--- START ---
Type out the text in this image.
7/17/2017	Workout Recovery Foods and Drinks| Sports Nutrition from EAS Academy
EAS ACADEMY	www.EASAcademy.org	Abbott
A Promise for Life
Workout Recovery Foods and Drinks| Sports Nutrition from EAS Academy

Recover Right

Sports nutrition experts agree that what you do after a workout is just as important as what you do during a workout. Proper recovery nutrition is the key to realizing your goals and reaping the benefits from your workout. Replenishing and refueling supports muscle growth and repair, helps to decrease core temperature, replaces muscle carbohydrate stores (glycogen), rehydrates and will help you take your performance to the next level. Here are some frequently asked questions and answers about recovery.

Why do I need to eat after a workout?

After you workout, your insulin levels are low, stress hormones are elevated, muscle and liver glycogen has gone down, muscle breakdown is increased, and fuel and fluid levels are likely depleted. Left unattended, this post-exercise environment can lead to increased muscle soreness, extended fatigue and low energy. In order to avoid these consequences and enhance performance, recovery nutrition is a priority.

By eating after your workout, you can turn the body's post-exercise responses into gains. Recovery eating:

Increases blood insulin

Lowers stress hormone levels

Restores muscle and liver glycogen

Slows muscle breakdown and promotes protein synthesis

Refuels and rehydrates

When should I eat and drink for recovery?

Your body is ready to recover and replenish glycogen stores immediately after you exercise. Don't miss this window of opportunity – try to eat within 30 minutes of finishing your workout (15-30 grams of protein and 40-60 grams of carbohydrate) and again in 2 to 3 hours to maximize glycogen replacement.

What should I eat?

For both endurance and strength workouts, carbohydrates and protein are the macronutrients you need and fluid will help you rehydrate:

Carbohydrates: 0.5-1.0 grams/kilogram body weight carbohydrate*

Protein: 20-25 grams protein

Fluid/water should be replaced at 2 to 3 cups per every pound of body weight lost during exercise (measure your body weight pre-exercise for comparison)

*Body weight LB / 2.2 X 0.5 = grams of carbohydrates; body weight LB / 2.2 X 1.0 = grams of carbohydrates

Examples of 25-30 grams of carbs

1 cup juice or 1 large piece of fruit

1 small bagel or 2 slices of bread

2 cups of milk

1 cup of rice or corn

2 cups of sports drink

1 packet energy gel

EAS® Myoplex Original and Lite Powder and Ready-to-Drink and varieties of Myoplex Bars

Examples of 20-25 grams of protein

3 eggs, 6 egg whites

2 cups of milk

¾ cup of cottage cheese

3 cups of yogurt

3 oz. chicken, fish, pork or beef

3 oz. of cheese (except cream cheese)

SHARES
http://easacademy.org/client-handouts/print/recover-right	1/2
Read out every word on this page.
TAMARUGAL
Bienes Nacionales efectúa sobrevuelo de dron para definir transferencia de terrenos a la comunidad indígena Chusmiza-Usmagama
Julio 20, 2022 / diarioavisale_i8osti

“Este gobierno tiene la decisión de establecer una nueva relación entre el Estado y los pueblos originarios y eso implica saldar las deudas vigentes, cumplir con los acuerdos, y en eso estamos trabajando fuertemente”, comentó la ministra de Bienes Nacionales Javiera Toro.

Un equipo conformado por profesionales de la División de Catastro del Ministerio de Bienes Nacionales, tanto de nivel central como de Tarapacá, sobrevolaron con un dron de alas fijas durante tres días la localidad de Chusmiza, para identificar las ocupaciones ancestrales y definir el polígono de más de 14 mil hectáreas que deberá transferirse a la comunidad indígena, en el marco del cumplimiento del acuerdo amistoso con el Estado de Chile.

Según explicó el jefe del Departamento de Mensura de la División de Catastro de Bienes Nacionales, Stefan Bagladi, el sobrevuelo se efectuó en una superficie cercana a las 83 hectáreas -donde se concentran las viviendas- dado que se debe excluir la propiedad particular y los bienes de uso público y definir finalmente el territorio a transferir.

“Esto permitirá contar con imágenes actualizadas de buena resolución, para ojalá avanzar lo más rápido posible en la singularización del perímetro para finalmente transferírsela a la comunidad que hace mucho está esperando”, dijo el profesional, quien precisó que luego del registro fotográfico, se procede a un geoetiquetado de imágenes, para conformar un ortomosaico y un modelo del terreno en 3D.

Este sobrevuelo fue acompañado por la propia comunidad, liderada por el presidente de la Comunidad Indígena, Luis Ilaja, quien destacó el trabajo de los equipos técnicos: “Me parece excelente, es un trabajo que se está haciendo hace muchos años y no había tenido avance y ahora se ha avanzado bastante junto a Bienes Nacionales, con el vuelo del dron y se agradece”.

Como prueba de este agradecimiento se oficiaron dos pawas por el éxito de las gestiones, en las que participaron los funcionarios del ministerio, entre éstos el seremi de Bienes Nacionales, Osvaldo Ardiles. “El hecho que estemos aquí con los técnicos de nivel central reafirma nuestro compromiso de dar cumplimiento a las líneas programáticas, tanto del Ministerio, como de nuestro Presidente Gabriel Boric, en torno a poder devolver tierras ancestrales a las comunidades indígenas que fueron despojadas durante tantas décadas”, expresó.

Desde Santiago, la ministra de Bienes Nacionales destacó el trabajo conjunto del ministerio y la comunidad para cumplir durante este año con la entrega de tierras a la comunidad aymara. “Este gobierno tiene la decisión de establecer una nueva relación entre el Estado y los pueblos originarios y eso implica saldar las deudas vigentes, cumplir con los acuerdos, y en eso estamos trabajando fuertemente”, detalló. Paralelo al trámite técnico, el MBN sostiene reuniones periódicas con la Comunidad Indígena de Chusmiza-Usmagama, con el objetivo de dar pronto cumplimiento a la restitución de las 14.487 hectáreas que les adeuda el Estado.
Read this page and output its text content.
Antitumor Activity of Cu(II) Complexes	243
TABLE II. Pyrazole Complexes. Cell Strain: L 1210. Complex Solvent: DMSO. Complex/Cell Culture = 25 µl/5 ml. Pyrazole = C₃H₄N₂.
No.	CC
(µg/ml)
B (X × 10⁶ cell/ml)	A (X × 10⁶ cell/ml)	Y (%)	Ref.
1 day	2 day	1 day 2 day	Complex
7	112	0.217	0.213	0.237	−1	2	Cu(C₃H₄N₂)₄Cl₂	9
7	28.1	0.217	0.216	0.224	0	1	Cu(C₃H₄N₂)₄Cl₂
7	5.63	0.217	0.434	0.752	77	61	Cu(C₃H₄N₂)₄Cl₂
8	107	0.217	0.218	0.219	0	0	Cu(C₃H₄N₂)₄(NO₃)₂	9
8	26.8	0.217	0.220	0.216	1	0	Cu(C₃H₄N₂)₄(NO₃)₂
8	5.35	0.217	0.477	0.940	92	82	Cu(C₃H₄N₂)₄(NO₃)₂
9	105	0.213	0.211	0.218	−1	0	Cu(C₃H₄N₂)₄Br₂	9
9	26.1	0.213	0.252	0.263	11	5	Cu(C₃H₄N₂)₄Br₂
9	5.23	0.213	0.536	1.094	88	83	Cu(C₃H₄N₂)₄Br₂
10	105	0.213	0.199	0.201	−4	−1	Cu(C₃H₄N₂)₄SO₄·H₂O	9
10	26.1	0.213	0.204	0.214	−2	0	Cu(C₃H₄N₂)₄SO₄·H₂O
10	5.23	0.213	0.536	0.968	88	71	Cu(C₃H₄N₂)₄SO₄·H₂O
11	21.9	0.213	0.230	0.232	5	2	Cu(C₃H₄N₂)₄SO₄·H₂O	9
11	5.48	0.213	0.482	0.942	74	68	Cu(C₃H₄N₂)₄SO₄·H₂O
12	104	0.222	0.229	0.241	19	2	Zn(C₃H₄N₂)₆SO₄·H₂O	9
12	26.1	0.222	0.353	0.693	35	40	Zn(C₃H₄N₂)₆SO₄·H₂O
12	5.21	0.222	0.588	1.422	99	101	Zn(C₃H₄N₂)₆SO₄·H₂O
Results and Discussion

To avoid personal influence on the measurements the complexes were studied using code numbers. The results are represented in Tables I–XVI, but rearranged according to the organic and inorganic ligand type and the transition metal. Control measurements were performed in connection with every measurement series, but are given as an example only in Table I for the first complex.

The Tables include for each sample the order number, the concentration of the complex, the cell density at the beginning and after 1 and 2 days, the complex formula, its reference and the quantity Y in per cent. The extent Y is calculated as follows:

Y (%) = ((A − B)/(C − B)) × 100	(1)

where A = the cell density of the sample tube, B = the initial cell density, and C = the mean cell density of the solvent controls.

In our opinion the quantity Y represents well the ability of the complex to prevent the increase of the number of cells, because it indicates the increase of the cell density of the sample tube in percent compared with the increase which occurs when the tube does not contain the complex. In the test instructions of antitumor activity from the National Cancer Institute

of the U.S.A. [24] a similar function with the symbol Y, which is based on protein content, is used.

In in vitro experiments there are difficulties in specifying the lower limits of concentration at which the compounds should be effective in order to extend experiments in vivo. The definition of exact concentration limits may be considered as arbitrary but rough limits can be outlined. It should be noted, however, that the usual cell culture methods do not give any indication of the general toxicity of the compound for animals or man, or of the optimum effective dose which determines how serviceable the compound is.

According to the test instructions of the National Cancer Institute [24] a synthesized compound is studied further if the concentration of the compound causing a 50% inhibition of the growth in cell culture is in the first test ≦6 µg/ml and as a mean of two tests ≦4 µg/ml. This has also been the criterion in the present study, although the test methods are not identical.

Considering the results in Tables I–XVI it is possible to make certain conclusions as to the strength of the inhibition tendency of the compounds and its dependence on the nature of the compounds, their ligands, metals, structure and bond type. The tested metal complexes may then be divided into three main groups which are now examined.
--- END ---
• _WHAT IS EXPECTED_:
Working through the entries above, copy every line in which "cups" is found.

• _SOLUTION FOR THIS TASK_:
Fluid/water should be replaced at 2 to 3 cups per every pound of body weight lost during exercise (measure your body weight pre-exercise for comparison)
2 cups of milk
2 cups of sports drink
2 cups of milk
3 cups of yogurt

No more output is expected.